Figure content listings
(begin)

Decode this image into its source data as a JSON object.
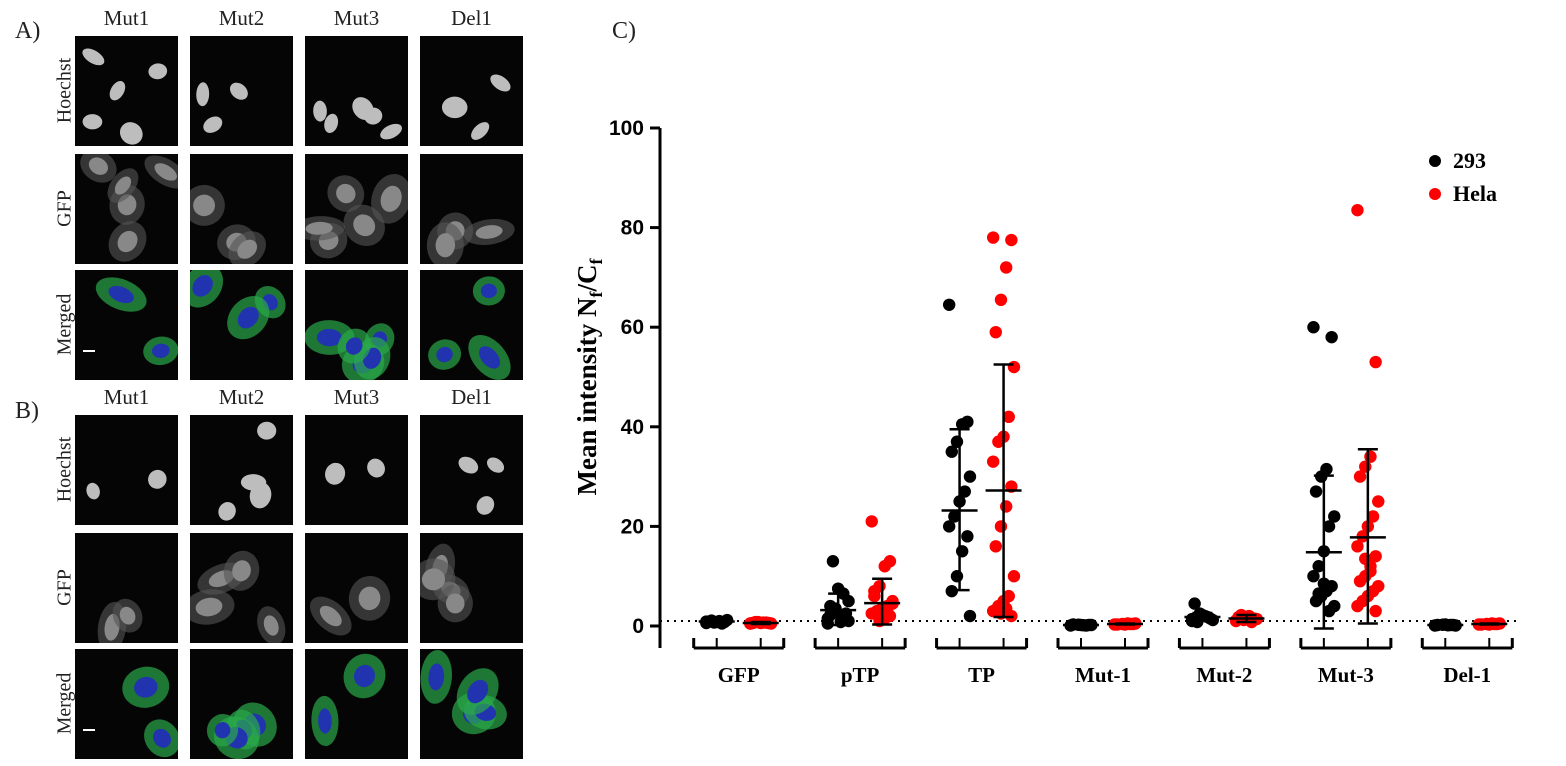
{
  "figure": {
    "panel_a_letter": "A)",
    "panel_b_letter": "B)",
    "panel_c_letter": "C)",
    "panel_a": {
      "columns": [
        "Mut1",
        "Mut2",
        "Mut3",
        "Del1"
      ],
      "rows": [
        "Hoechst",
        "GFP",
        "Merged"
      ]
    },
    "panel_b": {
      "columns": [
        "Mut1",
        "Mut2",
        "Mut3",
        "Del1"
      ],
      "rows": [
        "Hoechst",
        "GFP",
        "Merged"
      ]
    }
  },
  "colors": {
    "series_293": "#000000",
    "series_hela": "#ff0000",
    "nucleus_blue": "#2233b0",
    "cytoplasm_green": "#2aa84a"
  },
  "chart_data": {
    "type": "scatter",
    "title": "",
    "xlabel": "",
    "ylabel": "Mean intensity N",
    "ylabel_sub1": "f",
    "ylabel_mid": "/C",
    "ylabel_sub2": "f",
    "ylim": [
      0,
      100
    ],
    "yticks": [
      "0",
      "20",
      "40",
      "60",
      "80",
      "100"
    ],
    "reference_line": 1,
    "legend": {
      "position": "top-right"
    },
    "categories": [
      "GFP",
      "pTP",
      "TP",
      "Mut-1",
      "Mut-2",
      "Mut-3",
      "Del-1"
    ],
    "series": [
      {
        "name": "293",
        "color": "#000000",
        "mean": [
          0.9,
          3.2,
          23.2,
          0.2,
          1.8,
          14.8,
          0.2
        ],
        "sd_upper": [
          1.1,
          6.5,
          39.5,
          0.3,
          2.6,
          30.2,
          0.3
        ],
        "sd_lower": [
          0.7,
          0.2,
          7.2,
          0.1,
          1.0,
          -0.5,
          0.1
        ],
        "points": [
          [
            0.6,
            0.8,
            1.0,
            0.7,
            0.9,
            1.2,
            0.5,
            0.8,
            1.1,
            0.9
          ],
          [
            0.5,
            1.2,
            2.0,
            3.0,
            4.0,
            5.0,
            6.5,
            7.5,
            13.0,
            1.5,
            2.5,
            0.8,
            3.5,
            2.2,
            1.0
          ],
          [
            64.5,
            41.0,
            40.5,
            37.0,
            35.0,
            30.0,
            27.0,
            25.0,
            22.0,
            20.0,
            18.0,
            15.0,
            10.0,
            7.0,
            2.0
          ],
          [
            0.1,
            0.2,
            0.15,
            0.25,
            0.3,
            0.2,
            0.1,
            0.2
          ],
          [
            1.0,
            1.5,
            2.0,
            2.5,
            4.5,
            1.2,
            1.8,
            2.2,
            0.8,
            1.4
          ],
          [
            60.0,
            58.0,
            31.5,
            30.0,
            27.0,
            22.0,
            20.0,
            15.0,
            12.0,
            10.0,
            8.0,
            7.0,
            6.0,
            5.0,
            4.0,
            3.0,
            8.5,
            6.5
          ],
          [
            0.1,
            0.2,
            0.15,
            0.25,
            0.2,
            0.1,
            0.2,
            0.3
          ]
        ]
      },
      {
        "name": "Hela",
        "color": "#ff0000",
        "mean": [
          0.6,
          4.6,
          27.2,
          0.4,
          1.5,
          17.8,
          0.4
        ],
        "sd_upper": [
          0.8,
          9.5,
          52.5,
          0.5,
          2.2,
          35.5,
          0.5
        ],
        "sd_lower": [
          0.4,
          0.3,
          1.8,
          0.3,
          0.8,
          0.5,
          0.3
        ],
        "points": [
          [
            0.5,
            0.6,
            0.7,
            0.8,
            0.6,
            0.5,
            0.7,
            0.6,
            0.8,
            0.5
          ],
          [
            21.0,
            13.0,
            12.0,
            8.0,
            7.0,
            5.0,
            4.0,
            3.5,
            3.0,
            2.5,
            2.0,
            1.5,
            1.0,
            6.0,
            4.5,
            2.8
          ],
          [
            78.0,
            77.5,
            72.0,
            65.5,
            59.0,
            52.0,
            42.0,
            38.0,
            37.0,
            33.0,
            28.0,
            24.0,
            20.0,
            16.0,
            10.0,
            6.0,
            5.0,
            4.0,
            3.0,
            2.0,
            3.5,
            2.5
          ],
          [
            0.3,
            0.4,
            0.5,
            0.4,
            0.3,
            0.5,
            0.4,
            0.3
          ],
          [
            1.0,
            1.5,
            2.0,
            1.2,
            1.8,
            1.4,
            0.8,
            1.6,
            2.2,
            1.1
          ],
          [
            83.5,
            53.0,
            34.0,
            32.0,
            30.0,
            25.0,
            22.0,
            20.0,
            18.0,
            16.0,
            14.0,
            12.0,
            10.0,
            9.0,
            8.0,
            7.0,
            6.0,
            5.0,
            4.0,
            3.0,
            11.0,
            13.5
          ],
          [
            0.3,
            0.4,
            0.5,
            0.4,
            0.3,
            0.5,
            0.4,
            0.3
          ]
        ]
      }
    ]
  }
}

(end)

What to work on –
Take the listing above and restate it word for word, without its pictures.

The reply –
Decode this image into its source data as a JSON object.
{
  "figure": {
    "panel_a_letter": "A)",
    "panel_b_letter": "B)",
    "panel_c_letter": "C)",
    "panel_a": {
      "columns": [
        "Mut1",
        "Mut2",
        "Mut3",
        "Del1"
      ],
      "rows": [
        "Hoechst",
        "GFP",
        "Merged"
      ]
    },
    "panel_b": {
      "columns": [
        "Mut1",
        "Mut2",
        "Mut3",
        "Del1"
      ],
      "rows": [
        "Hoechst",
        "GFP",
        "Merged"
      ]
    }
  },
  "colors": {
    "series_293": "#000000",
    "series_hela": "#ff0000",
    "nucleus_blue": "#2233b0",
    "cytoplasm_green": "#2aa84a"
  },
  "chart_data": {
    "type": "scatter",
    "title": "",
    "xlabel": "",
    "ylabel": "Mean intensity N",
    "ylabel_sub1": "f",
    "ylabel_mid": "/C",
    "ylabel_sub2": "f",
    "ylim": [
      0,
      100
    ],
    "yticks": [
      "0",
      "20",
      "40",
      "60",
      "80",
      "100"
    ],
    "reference_line": 1,
    "legend": {
      "position": "top-right"
    },
    "categories": [
      "GFP",
      "pTP",
      "TP",
      "Mut-1",
      "Mut-2",
      "Mut-3",
      "Del-1"
    ],
    "series": [
      {
        "name": "293",
        "color": "#000000",
        "mean": [
          0.9,
          3.2,
          23.2,
          0.2,
          1.8,
          14.8,
          0.2
        ],
        "sd_upper": [
          1.1,
          6.5,
          39.5,
          0.3,
          2.6,
          30.2,
          0.3
        ],
        "sd_lower": [
          0.7,
          0.2,
          7.2,
          0.1,
          1.0,
          -0.5,
          0.1
        ],
        "points": [
          [
            0.6,
            0.8,
            1.0,
            0.7,
            0.9,
            1.2,
            0.5,
            0.8,
            1.1,
            0.9
          ],
          [
            0.5,
            1.2,
            2.0,
            3.0,
            4.0,
            5.0,
            6.5,
            7.5,
            13.0,
            1.5,
            2.5,
            0.8,
            3.5,
            2.2,
            1.0
          ],
          [
            64.5,
            41.0,
            40.5,
            37.0,
            35.0,
            30.0,
            27.0,
            25.0,
            22.0,
            20.0,
            18.0,
            15.0,
            10.0,
            7.0,
            2.0
          ],
          [
            0.1,
            0.2,
            0.15,
            0.25,
            0.3,
            0.2,
            0.1,
            0.2
          ],
          [
            1.0,
            1.5,
            2.0,
            2.5,
            4.5,
            1.2,
            1.8,
            2.2,
            0.8,
            1.4
          ],
          [
            60.0,
            58.0,
            31.5,
            30.0,
            27.0,
            22.0,
            20.0,
            15.0,
            12.0,
            10.0,
            8.0,
            7.0,
            6.0,
            5.0,
            4.0,
            3.0,
            8.5,
            6.5
          ],
          [
            0.1,
            0.2,
            0.15,
            0.25,
            0.2,
            0.1,
            0.2,
            0.3
          ]
        ]
      },
      {
        "name": "Hela",
        "color": "#ff0000",
        "mean": [
          0.6,
          4.6,
          27.2,
          0.4,
          1.5,
          17.8,
          0.4
        ],
        "sd_upper": [
          0.8,
          9.5,
          52.5,
          0.5,
          2.2,
          35.5,
          0.5
        ],
        "sd_lower": [
          0.4,
          0.3,
          1.8,
          0.3,
          0.8,
          0.5,
          0.3
        ],
        "points": [
          [
            0.5,
            0.6,
            0.7,
            0.8,
            0.6,
            0.5,
            0.7,
            0.6,
            0.8,
            0.5
          ],
          [
            21.0,
            13.0,
            12.0,
            8.0,
            7.0,
            5.0,
            4.0,
            3.5,
            3.0,
            2.5,
            2.0,
            1.5,
            1.0,
            6.0,
            4.5,
            2.8
          ],
          [
            78.0,
            77.5,
            72.0,
            65.5,
            59.0,
            52.0,
            42.0,
            38.0,
            37.0,
            33.0,
            28.0,
            24.0,
            20.0,
            16.0,
            10.0,
            6.0,
            5.0,
            4.0,
            3.0,
            2.0,
            3.5,
            2.5
          ],
          [
            0.3,
            0.4,
            0.5,
            0.4,
            0.3,
            0.5,
            0.4,
            0.3
          ],
          [
            1.0,
            1.5,
            2.0,
            1.2,
            1.8,
            1.4,
            0.8,
            1.6,
            2.2,
            1.1
          ],
          [
            83.5,
            53.0,
            34.0,
            32.0,
            30.0,
            25.0,
            22.0,
            20.0,
            18.0,
            16.0,
            14.0,
            12.0,
            10.0,
            9.0,
            8.0,
            7.0,
            6.0,
            5.0,
            4.0,
            3.0,
            11.0,
            13.5
          ],
          [
            0.3,
            0.4,
            0.5,
            0.4,
            0.3,
            0.5,
            0.4,
            0.3
          ]
        ]
      }
    ]
  }
}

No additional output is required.